=== EXCERPTED DATA ===
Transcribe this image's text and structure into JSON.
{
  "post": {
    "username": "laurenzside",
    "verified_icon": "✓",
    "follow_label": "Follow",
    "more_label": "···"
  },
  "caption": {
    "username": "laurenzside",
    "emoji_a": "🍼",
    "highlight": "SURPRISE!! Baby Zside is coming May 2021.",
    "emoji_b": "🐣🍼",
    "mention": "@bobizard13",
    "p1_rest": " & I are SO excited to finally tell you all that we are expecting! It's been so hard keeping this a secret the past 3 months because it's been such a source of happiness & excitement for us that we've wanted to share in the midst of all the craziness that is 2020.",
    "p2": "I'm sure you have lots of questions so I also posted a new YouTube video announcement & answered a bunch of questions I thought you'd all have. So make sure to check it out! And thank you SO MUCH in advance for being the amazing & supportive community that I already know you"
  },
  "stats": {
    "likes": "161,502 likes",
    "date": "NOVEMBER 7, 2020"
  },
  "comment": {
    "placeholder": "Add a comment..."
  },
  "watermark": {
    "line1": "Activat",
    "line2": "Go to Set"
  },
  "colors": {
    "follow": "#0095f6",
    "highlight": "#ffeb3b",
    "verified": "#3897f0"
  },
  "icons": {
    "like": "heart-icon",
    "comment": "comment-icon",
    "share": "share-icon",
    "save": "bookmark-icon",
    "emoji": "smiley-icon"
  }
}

=== WHAT NEEDS TO BE DONE ===
All of the material above needs to be copied exactly.

=== THE COMPLETED TASK ===
Transcribe this image's text and structure into JSON.
{
  "post": {
    "username": "laurenzside",
    "verified_icon": "✓",
    "follow_label": "Follow",
    "more_label": "···"
  },
  "caption": {
    "username": "laurenzside",
    "emoji_a": "🍼",
    "highlight": "SURPRISE!! Baby Zside is coming May 2021.",
    "emoji_b": "🐣🍼",
    "mention": "@bobizard13",
    "p1_rest": " & I are SO excited to finally tell you all that we are expecting! It's been so hard keeping this a secret the past 3 months because it's been such a source of happiness & excitement for us that we've wanted to share in the midst of all the craziness that is 2020.",
    "p2": "I'm sure you have lots of questions so I also posted a new YouTube video announcement & answered a bunch of questions I thought you'd all have. So make sure to check it out! And thank you SO MUCH in advance for being the amazing & supportive community that I already know you"
  },
  "stats": {
    "likes": "161,502 likes",
    "date": "NOVEMBER 7, 2020"
  },
  "comment": {
    "placeholder": "Add a comment..."
  },
  "watermark": {
    "line1": "Activat",
    "line2": "Go to Set"
  },
  "colors": {
    "follow": "#0095f6",
    "highlight": "#ffeb3b",
    "verified": "#3897f0"
  },
  "icons": {
    "like": "heart-icon",
    "comment": "comment-icon",
    "share": "share-icon",
    "save": "bookmark-icon",
    "emoji": "smiley-icon"
  }
}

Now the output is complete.